Passage given:

○ ○ ○

Posted by
Big Mo on Saturday, November 04, 2006 7:19:16 PM
Title: Grant Author: Jean Edward Smith
Publisher: Simon & Schuster
Date: 2001
Rating: 4 ½ stars out of 5
What this book is / is not This is an incomplete yet critically important, meaty one-volume history of the life of Ulysses S. Grant, the victor of the Civil War and 18th president of the United States. Smith’s examination of key aspects of Grant’s two administrations is vitally important to understanding a man who is wrongly labeled a failed president.
Smith offers nothing new concerning Grant’s Civil War service. Readers looking for an in-depth examination would do better with Brooks Simpson’s superior
Triumph Over Adversity and Bruce Catton’s classic
Grant Moves South and
Grant Takes Command. However, as an introduction to Grant, and an objective, honest overview of Grant’s presidency, Smith’s book serves quite nicely.
Main thesis/ jaw droppersI’ve combined these two sections because historians have indeed gotten Grant wrong—often deliberately so. All of these are more or less jaw-droppers, because they fly in the face of everything you’d hear about Grant in history textbooks, on Wikipedia and elsewhere. This is the real Grant, as his contemporaries knew and recalled him:
First. He was the original “civil rights” president. During Grant’s eight years, he pressed for civil rights long after the country as a whole had tired of “waving the bloody shirt” in support of the freedmen. The general-turned-president spent his eight years in office making sure the “verdict” of Appomattox was not overturned. The Justice Department was formed under Grant specifically to enforce federal authority in the South and preserve the rights of the freedmen. Two of Grant’s attorneys general, Amos T. Ackerman and then George H. Williams, oversaw Grant’s presidential Reconstruction policies through the five Enforcement Acts and the Ku Klux Klan Act. Through their actions—driven by Grant—they smashed the Klan and thereby rendered it impotent for 50 years. Thanks to Grant’s forceful actions, violence in the South against freedmen dropped, and it was only when the threat of reprisal was removed that violence escalated again.

○ ○ ○

Written tasks:
(a) In the review of Smith's Grant, why did the reviewer merge the "Main thesis" and "jaw droppers" sections into one?
(b) Name every book the Grant review recommends instead of Smith's for an in-depth look at Grant's Civil War service, and give the author the review credits for each.
(c) From the Grant review, extract the passage from "Smith offers nothing" up to and including "serves quite nicely.".
These collection entries are irrelevant to the work on the review.

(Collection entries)
○ ○ ○

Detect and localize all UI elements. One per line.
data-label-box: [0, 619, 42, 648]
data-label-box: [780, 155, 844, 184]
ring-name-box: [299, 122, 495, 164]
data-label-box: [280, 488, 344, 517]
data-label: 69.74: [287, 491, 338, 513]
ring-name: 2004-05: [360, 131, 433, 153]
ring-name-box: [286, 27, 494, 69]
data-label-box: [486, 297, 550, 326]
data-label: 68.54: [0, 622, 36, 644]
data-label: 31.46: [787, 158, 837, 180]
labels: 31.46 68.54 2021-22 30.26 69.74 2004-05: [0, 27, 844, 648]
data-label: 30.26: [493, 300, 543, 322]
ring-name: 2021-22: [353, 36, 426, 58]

○ ○ ○

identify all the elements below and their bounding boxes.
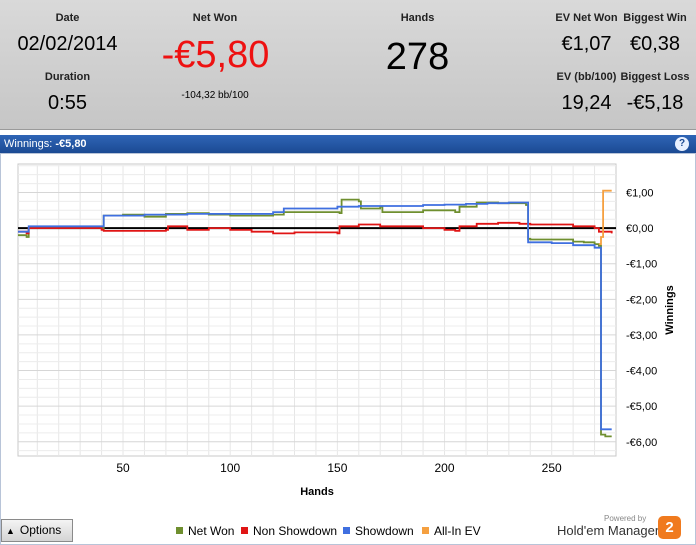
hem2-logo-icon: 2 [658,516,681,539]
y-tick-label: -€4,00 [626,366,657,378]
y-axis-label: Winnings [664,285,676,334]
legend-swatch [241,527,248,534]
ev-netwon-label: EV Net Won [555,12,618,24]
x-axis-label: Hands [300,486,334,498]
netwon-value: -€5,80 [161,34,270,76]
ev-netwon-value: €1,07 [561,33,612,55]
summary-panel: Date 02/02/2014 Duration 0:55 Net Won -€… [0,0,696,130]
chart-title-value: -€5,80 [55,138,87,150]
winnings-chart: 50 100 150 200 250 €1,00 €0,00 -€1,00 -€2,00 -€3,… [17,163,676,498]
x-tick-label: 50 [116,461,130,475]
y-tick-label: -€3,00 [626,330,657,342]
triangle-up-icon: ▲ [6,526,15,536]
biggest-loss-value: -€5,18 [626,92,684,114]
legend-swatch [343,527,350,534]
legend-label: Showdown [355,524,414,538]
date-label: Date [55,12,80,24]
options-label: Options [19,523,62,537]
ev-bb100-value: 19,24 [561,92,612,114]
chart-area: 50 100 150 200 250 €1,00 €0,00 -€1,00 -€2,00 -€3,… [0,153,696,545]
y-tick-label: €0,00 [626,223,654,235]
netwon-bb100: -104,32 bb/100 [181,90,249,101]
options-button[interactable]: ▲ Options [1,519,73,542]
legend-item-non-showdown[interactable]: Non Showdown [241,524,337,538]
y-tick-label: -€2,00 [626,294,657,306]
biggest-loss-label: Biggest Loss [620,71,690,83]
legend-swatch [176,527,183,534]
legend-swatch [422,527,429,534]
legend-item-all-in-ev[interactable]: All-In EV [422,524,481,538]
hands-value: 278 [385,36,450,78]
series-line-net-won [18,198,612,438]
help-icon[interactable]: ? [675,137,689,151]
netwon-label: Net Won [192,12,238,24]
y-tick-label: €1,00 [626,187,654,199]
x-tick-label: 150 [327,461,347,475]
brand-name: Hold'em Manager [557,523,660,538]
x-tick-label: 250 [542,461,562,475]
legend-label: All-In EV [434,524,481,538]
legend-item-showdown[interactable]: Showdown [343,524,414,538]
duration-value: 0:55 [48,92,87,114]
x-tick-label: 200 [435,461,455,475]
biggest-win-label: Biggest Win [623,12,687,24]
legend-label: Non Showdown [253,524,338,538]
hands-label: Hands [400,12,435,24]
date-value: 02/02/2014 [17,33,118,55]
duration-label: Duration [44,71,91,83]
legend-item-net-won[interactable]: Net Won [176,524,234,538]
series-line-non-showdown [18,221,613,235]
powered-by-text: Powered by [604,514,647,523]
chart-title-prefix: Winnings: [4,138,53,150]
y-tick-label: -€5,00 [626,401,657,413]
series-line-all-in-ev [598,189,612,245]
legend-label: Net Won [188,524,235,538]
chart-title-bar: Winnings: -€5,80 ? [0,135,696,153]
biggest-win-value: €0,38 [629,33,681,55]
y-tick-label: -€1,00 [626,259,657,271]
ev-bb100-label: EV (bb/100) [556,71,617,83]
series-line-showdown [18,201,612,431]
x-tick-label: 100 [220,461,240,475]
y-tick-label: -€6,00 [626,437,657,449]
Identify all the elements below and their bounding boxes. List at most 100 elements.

○ ○ ○

Results of the exercise:
(a) The reviewer merged them because historians have gotten Grant wrong, often deliberately. The points listed therefore contradict what is usually said about Grant in history textbooks, on Wikipedia and elsewhere.

(b)
- Triumph Over Adversity, by Brooks Simpson
- Grant Moves South, by Bruce Catton
- Grant Takes Command, by Bruce Catton

(c)
Smith offers nothing new concerning Grant’s Civil War service. Readers looking for an in-depth examination would do better with Brooks Simpson’s superior
Triumph Over Adversity and Bruce Catton’s classic
Grant Moves South and
Grant Takes Command. However, as an introduction to Grant, and an objective, honest overview of Grant’s presidency, Smith’s book serves quite nicely.